**Work required:** Find the lines containing the word "sites" and copy every one of them.

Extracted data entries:
################
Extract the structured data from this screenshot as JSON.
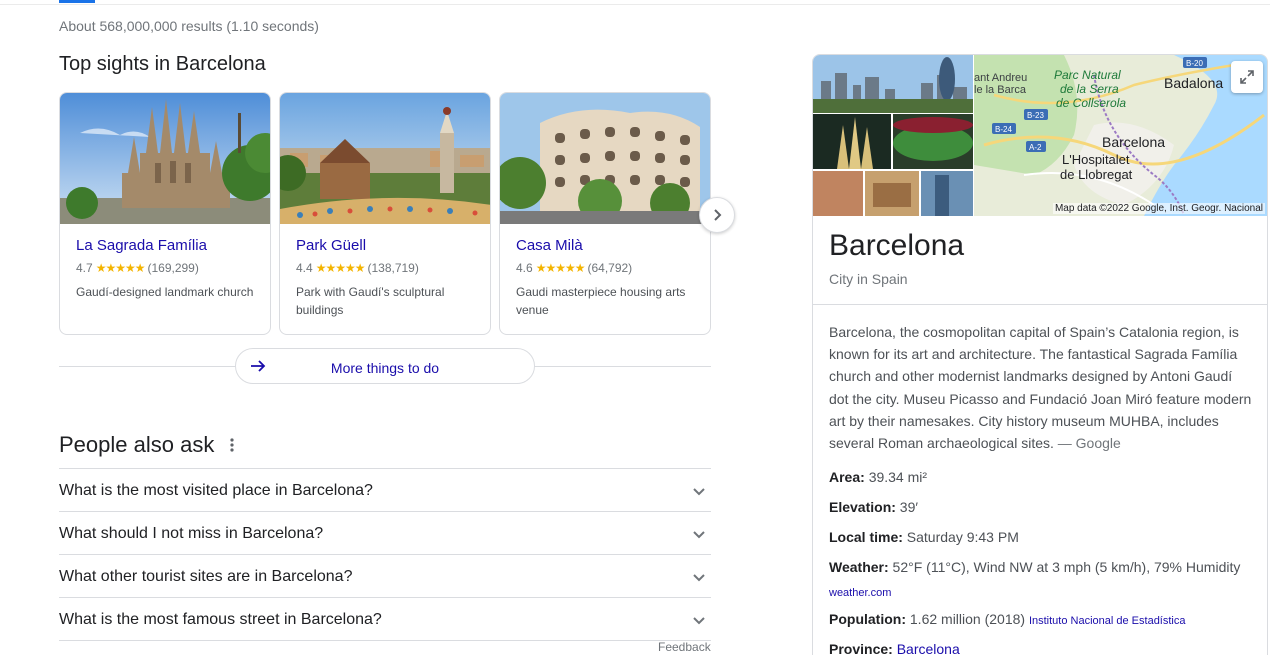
{
  "results_stats": "About 568,000,000 results (1.10 seconds)",
  "top_sights": {
    "title": "Top sights in Barcelona",
    "cards": [
      {
        "name": "La Sagrada Família",
        "rating": "4.7",
        "stars": "★★★★★",
        "reviews": "(169,299)",
        "description": "Gaudí-designed landmark church"
      },
      {
        "name": "Park Güell",
        "rating": "4.4",
        "stars": "★★★★★",
        "reviews": "(138,719)",
        "description": "Park with Gaudí's sculptural buildings"
      },
      {
        "name": "Casa Milà",
        "rating": "4.6",
        "stars": "★★★★★",
        "reviews": "(64,792)",
        "description": "Gaudi masterpiece housing arts venue"
      }
    ],
    "more_button": "More things to do"
  },
  "people_also_ask": {
    "title": "People also ask",
    "questions": [
      "What is the most visited place in Barcelona?",
      "What should I not miss in Barcelona?",
      "What other tourist sites are in Barcelona?",
      "What is the most famous street in Barcelona?"
    ],
    "feedback": "Feedback"
  },
  "knowledge_panel": {
    "title": "Barcelona",
    "subtitle": "City in Spain",
    "map_credit": "Map data ©2022 Google, Inst. Geogr. Nacional",
    "map_labels": {
      "badalona": "Badalona",
      "barcelona": "Barcelona",
      "hospitalet_1": "L'Hospitalet",
      "hospitalet_2": "de Llobregat",
      "park_1": "Parc Natural",
      "park_2": "de la Serra",
      "park_3": "de Collserola",
      "sant_andreu_1": "ant Andreu",
      "sant_andreu_2": "le la Barca",
      "road_b20": "B-20",
      "road_b23": "B-23",
      "road_b24": "B-24",
      "road_a2": "A-2"
    },
    "description": "Barcelona, the cosmopolitan capital of Spain’s Catalonia region, is known for its art and architecture. The fantastical Sagrada Família church and other modernist landmarks designed by Antoni Gaudí dot the city. Museu Picasso and Fundació Joan Miró feature modern art by their namesakes. City history museum MUHBA, includes several Roman archaeological sites.",
    "description_source": "— Google",
    "facts": {
      "area_label": "Area:",
      "area_value": "39.34 mi²",
      "elevation_label": "Elevation:",
      "elevation_value": "39′",
      "time_label": "Local time:",
      "time_value": "Saturday 9:43 PM",
      "weather_label": "Weather:",
      "weather_value": "52°F (11°C), Wind NW at 3 mph (5 km/h), 79% Humidity",
      "weather_source": "weather.com",
      "population_label": "Population:",
      "population_value": "1.62 million (2018)",
      "population_source": "Instituto Nacional de Estadística",
      "province_label": "Province:",
      "province_value": "Barcelona"
    }
  },
  "colors": {
    "link": "#1a0dab",
    "star": "#f4b400",
    "accent": "#1a73e8",
    "border": "#dadce0"
  }
}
################
**Solution for this exercise:**
      "What other tourist sites are in Barcelona?",
    "description": "Barcelona, the cosmopolitan capital of Spain’s Catalonia region, is known for its art and architecture. The fantastical Sagrada Família church and other modernist landmarks designed by Antoni Gaudí dot the city. Museu Picasso and Fundació Joan Miró feature modern art by their namesakes. City history museum MUHBA, includes several Roman archaeological sites.",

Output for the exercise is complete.